Vitamin D: Both our T1DM and FCPD group of patients were deficient in vitamin D. Deficiency of vitamin D as sequelae of fat malabsorption leads to low bone mineral densities resulting in osteopenia and osteoporosis. It predisposes to insulin resistance and metabolic syndrome by affecting beta cell function [22].
Thiamine: Dietary thiamine deficiency was found to be low in both our groups. Thornalley PJ et al., have reported thiamine deficiency in Type 1 and Type 2 diabetes patients and it has been linked to increased microvascular complications [23]. Vindedzis SA et al., found that increasing dietary thiamine intake above the recommended dietary intake of 1-1.4 mg/day did not normalize red cell thiamine levels, suggesting a need for higher than normal thiamine intake in patients with diabetes compared with normal individuals [24].
Riboflavin and Niacin: Riboflavin plays an essential role in the oxidation of free radicals generated due to poor glycaemic control while nicotinamide successfully delayed the onset of T1DM in some small studies [25,26]. Both riboflavin and niacin were deficient in the diet of our study groups.
Fibre: It is recommended that a daily meal plan should contain 30-40 gm of fibre per day. The fibre intake was significantly low in both our study groups. Low fibre diet is associated with poor glycaemic control in T1DM patients [27]. Inclusion of whole gram pulses and legumes, whole grain cereals and millets, fruits and vegetables in the daily meal plan will improve the glycaemic status of the patients.

◆ **Apply what you read**
- A) In the diet passage, starting with "Thiamine: Dietary thiamine" and going on through "of our study groups.", change "free radicals" to "reactive oxygen species" and write that part out again.
- B) Do the following statements agree with the diet passage? Answer yes or no for each, quoting the deciding words. (i) A daily meal plan is recommended to contain 30-40 gm of fibre. (ii) Raising dietary thiamine above the recommended intake brought red cell thiamine levels back to normal. (iii) Nicotinamide delayed the onset of T1DM in some small studies.

◆ **Supplied material**
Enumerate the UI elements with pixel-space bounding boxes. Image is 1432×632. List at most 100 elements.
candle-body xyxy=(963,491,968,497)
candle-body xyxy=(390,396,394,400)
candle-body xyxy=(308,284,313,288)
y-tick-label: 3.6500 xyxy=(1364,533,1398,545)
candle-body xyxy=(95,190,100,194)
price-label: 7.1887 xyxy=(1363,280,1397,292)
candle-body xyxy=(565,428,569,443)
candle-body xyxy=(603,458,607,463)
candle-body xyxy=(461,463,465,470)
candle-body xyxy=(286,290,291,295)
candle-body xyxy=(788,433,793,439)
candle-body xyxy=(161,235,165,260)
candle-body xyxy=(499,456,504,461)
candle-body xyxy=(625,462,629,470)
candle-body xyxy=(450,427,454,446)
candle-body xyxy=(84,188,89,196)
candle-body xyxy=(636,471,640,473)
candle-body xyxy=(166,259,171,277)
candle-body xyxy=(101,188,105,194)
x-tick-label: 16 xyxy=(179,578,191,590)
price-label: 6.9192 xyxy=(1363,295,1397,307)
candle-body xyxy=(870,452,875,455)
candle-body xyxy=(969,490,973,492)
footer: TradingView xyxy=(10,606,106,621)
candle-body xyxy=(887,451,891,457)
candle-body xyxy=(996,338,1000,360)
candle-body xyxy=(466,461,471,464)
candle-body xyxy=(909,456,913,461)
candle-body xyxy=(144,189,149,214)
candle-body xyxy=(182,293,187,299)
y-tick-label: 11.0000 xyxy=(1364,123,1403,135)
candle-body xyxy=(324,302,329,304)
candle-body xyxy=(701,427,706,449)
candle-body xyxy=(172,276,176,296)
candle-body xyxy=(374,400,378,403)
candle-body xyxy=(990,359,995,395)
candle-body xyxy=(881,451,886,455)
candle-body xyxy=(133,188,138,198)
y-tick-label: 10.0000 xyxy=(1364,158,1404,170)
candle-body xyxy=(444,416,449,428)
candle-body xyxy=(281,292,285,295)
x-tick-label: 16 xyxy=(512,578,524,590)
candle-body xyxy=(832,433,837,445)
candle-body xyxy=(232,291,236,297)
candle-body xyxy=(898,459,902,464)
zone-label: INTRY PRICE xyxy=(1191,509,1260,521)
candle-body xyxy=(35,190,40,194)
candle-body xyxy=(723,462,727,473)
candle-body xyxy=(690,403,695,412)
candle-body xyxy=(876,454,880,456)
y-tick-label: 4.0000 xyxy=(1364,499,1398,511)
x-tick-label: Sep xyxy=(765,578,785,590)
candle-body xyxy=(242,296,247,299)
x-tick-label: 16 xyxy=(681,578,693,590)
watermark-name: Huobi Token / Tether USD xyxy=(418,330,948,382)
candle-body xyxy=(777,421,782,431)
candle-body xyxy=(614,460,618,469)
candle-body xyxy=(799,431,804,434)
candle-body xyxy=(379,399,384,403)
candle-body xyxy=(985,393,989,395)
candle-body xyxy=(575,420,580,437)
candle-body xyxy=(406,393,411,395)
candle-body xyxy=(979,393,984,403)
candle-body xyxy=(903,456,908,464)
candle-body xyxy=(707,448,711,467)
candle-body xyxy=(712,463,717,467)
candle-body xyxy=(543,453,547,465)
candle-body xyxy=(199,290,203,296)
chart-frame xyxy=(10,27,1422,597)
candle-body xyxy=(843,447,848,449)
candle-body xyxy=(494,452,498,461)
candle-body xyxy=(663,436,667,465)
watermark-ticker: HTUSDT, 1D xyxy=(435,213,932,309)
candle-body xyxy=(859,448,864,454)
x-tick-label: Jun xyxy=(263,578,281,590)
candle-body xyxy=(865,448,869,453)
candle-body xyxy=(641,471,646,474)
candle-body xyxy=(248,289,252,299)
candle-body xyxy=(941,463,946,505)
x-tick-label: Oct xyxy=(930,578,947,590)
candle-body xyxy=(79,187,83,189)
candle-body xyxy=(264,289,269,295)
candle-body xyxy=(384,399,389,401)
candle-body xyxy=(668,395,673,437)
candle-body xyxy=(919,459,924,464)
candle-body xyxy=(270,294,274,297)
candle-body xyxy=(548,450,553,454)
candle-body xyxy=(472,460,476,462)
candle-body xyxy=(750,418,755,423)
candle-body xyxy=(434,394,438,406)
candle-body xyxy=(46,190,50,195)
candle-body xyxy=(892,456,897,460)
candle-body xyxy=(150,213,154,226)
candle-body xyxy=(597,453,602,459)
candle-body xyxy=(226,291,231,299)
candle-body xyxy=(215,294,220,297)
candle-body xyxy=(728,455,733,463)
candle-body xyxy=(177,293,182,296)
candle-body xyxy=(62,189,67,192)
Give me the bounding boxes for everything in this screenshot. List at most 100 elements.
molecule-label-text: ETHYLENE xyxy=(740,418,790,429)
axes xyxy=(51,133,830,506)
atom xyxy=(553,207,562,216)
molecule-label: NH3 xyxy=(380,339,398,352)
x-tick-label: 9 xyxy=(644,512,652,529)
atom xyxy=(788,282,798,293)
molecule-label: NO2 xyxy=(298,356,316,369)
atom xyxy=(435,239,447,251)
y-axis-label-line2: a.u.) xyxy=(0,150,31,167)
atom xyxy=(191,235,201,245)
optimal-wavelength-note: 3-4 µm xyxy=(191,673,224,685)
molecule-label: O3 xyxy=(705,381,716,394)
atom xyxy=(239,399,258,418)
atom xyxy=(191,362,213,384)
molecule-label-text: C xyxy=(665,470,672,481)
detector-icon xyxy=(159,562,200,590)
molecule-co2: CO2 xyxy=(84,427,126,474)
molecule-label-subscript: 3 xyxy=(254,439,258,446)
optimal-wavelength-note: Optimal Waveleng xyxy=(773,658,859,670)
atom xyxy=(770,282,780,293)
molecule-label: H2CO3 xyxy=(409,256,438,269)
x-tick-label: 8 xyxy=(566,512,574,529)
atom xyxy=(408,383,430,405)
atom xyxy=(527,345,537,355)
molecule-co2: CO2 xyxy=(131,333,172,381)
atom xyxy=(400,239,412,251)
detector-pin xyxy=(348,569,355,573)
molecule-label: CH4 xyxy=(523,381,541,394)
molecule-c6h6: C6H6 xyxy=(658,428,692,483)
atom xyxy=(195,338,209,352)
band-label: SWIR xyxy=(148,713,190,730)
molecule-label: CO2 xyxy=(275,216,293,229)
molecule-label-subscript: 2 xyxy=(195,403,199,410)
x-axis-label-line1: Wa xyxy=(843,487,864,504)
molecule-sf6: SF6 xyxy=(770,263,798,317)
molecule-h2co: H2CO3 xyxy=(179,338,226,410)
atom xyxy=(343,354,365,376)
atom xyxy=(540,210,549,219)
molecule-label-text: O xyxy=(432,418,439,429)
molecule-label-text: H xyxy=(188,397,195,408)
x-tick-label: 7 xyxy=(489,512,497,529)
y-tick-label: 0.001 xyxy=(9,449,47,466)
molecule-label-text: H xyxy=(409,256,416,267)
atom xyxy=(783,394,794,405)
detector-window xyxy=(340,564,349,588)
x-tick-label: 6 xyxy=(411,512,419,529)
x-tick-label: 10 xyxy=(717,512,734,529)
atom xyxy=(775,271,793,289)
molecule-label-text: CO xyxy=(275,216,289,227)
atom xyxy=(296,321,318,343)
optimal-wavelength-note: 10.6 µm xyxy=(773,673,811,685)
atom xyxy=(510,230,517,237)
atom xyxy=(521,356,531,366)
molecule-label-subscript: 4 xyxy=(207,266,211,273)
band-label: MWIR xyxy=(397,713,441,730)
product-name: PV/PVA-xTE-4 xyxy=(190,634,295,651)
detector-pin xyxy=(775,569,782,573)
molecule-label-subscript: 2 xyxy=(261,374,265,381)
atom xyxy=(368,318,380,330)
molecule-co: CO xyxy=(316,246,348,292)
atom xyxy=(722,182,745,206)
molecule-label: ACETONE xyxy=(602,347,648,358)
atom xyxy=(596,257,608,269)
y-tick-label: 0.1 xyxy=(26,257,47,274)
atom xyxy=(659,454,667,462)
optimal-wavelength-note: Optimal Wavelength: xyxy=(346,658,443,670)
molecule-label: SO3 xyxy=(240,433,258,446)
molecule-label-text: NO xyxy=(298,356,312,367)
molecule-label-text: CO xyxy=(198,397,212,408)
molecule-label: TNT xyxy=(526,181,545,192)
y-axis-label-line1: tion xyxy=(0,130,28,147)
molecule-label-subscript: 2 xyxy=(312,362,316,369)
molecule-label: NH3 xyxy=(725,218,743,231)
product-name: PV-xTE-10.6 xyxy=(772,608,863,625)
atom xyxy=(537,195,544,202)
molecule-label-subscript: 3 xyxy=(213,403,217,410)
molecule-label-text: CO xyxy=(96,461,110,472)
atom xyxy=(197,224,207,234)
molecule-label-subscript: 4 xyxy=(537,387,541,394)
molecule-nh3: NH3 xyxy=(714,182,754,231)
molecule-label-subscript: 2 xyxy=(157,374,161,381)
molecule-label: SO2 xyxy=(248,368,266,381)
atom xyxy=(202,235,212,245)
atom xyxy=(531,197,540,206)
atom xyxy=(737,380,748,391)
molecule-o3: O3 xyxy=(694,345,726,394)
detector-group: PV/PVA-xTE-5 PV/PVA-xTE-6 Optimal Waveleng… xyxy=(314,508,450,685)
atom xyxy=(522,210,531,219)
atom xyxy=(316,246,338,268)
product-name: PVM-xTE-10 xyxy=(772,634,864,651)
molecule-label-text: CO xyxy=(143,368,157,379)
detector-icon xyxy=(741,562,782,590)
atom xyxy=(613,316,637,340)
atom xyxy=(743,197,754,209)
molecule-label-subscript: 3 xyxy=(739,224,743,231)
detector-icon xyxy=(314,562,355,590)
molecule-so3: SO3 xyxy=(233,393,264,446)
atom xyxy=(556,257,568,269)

◆ **Outputs in order**
- A)
Thiamine: Dietary thiamine deficiency was found to be low in both our groups. Thornalley PJ et al., have reported thiamine deficiency in Type 1 and Type 2 diabetes patients and it has been linked to increased microvascular complications [23]. Vindedzis SA et al., found that increasing dietary thiamine intake above the recommended dietary intake of 1-1.4 mg/day did not normalize red cell thiamine levels, suggesting a need for higher than normal thiamine intake in patients with diabetes compared with normal individuals [24].
Riboflavin and Niacin: Riboflavin plays an essential role in the oxidation of reactive oxygen species generated due to poor glycaemic control while nicotinamide successfully delayed the onset of T1DM in some small studies [25,26]. Both riboflavin and niacin were deficient in the diet of our study groups.

- B)
(i) Yes: "It is recommended that a daily meal plan should contain 30-40 gm of fibre per day."
(ii) No: "increasing dietary thiamine intake above the recommended dietary intake of 1-1.4 mg/day did not normalize red cell thiamine levels"
(iii) Yes: "nicotinamide successfully delayed the onset of T1DM in some small studies"